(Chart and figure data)
Start

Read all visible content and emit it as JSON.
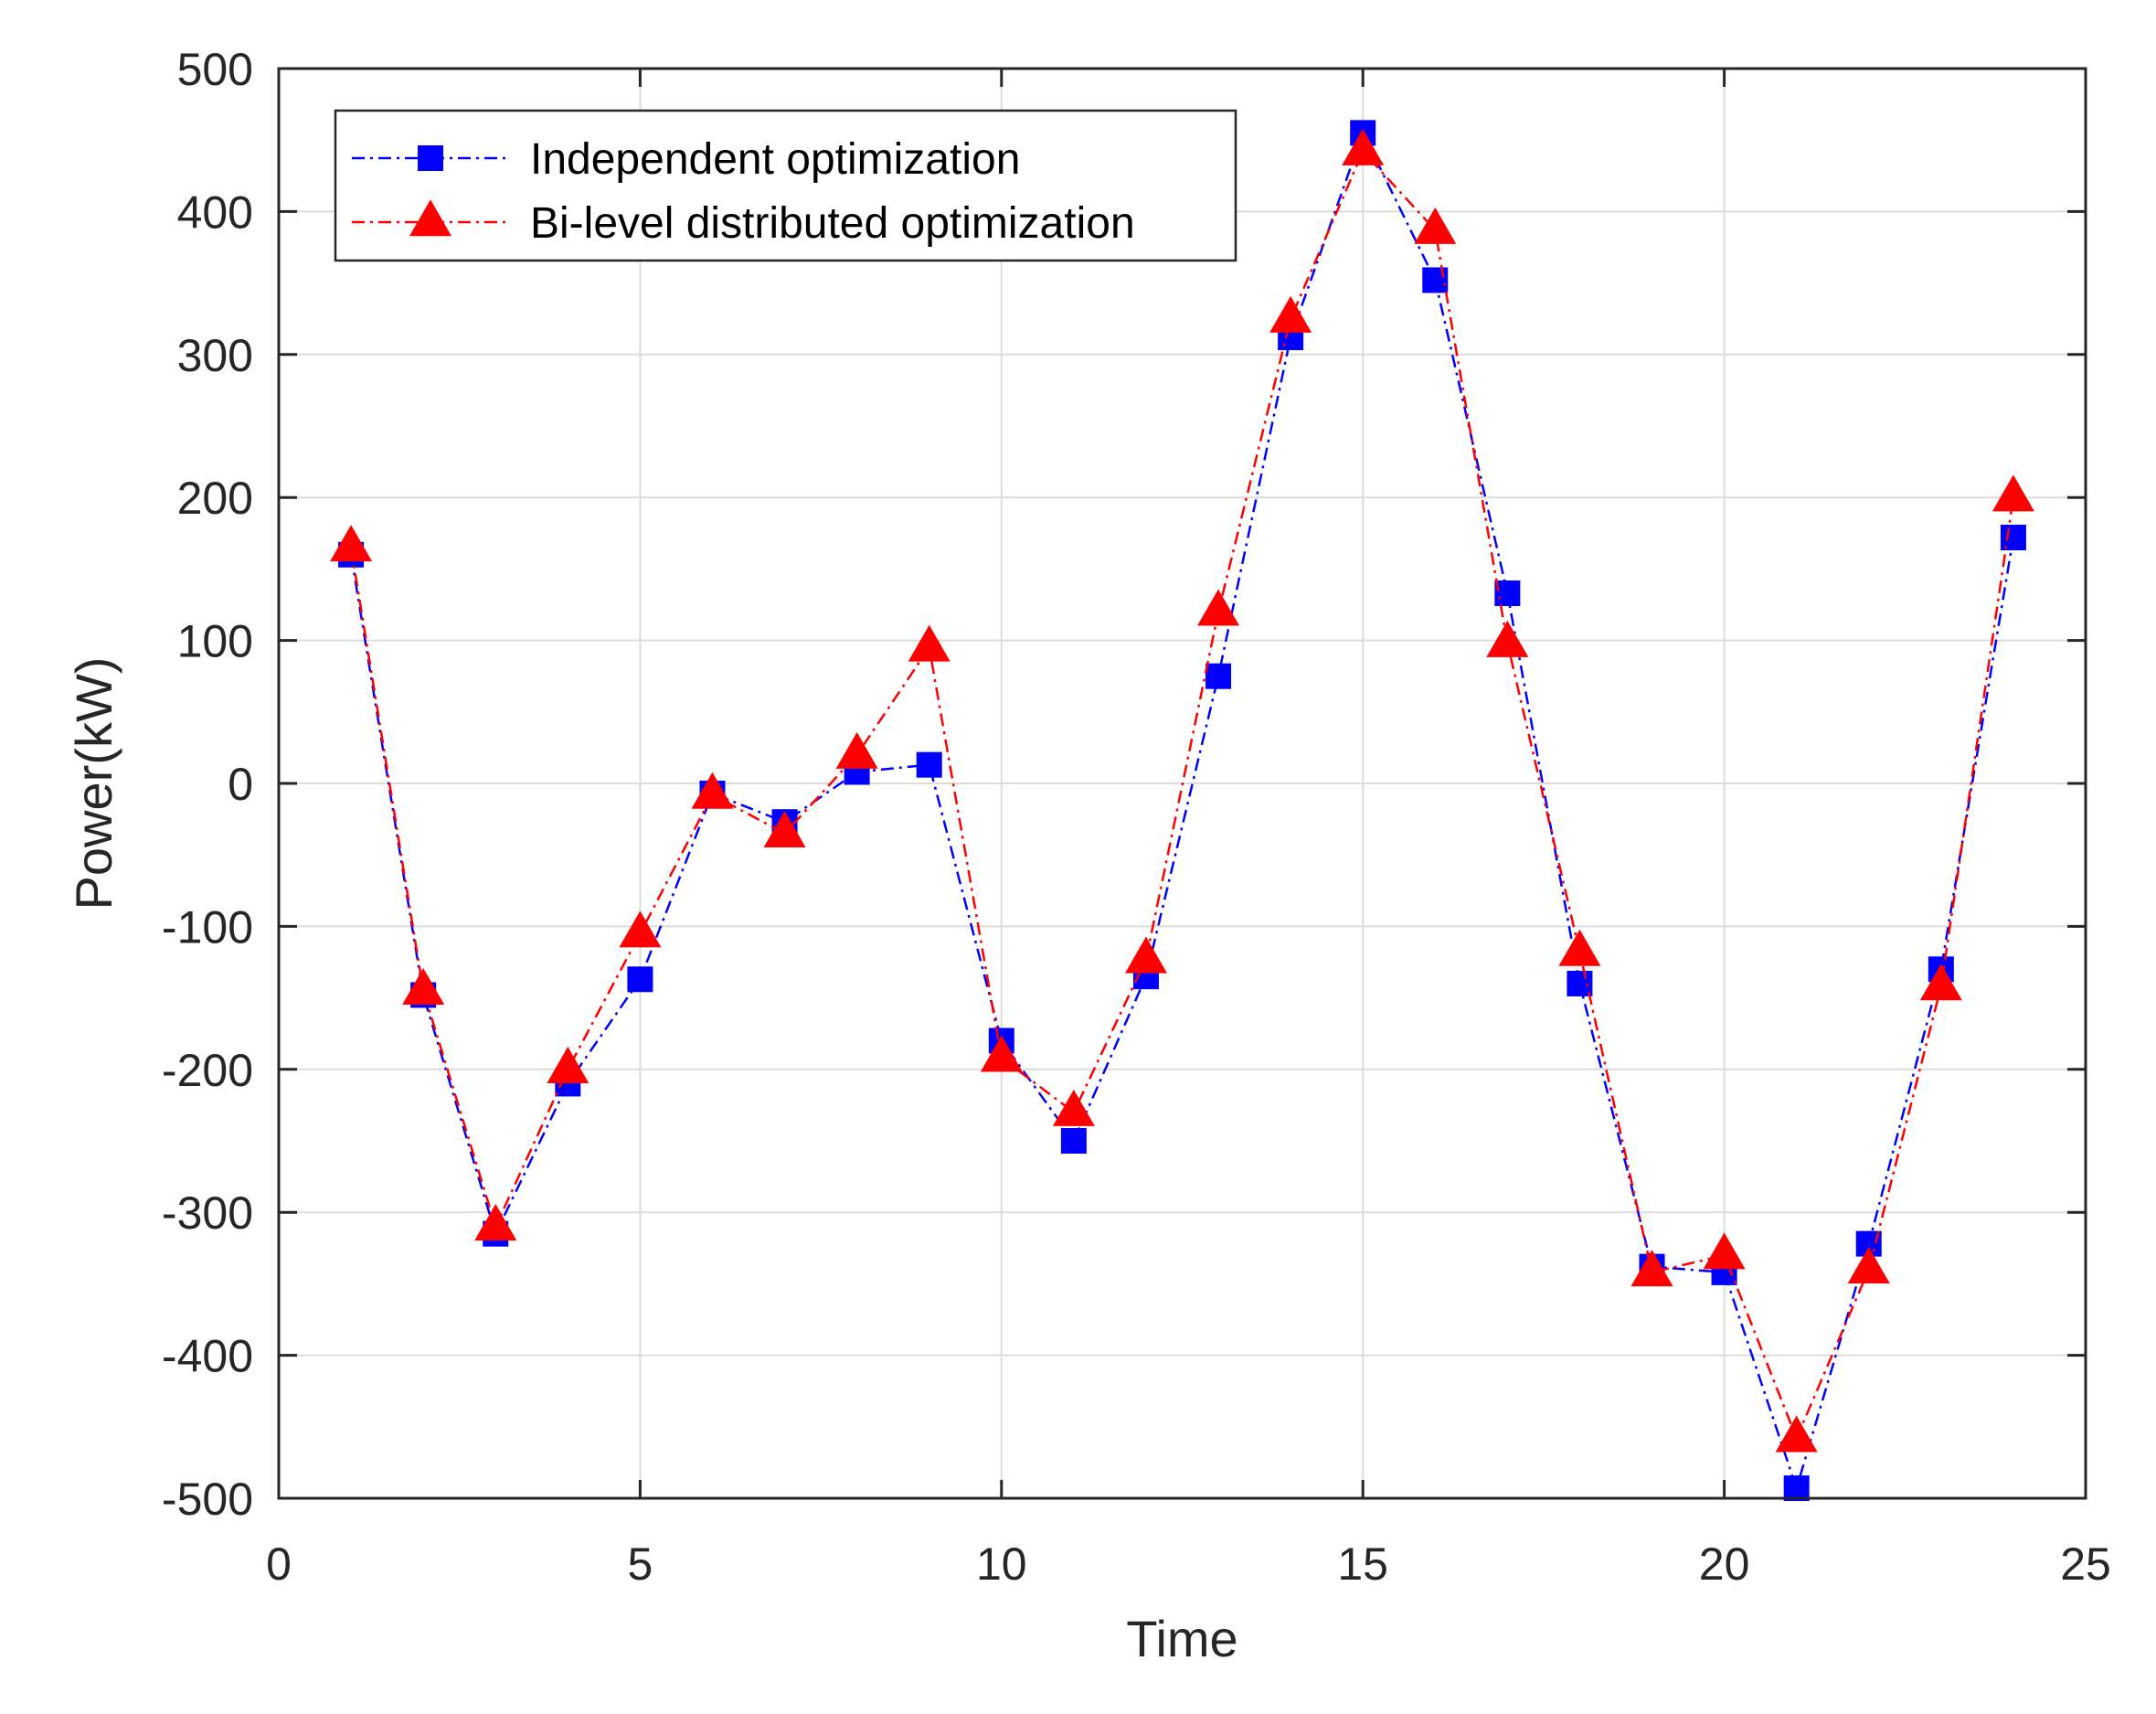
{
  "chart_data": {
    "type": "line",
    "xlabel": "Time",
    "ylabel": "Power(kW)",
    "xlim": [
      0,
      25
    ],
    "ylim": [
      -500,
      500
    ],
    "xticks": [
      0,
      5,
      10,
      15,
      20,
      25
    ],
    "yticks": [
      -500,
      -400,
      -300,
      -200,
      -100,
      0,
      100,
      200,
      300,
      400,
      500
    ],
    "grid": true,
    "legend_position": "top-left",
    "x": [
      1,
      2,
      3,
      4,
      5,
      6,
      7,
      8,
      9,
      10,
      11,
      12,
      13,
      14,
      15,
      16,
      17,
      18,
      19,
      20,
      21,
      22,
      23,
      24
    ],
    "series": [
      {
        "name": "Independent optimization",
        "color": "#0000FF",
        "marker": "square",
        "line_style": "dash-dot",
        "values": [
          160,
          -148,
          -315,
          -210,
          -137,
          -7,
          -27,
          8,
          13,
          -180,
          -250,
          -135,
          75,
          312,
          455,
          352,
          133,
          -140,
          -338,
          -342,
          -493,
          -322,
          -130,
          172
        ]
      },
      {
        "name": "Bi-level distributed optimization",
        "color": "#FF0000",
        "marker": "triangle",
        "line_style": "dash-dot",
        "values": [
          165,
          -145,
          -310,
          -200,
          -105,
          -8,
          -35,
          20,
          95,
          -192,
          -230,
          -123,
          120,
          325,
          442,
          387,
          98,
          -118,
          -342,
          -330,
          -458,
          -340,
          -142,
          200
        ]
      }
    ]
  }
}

End

Given request
Pictures are not part of the copy; output everything else in the records exactly.

Output of the task
Read all visible content and emit it as JSON.
{
  "chart_data": {
    "type": "line",
    "xlabel": "Time",
    "ylabel": "Power(kW)",
    "xlim": [
      0,
      25
    ],
    "ylim": [
      -500,
      500
    ],
    "xticks": [
      0,
      5,
      10,
      15,
      20,
      25
    ],
    "yticks": [
      -500,
      -400,
      -300,
      -200,
      -100,
      0,
      100,
      200,
      300,
      400,
      500
    ],
    "grid": true,
    "legend_position": "top-left",
    "x": [
      1,
      2,
      3,
      4,
      5,
      6,
      7,
      8,
      9,
      10,
      11,
      12,
      13,
      14,
      15,
      16,
      17,
      18,
      19,
      20,
      21,
      22,
      23,
      24
    ],
    "series": [
      {
        "name": "Independent optimization",
        "color": "#0000FF",
        "marker": "square",
        "line_style": "dash-dot",
        "values": [
          160,
          -148,
          -315,
          -210,
          -137,
          -7,
          -27,
          8,
          13,
          -180,
          -250,
          -135,
          75,
          312,
          455,
          352,
          133,
          -140,
          -338,
          -342,
          -493,
          -322,
          -130,
          172
        ]
      },
      {
        "name": "Bi-level distributed optimization",
        "color": "#FF0000",
        "marker": "triangle",
        "line_style": "dash-dot",
        "values": [
          165,
          -145,
          -310,
          -200,
          -105,
          -8,
          -35,
          20,
          95,
          -192,
          -230,
          -123,
          120,
          325,
          442,
          387,
          98,
          -118,
          -342,
          -330,
          -458,
          -340,
          -142,
          200
        ]
      }
    ]
  }
}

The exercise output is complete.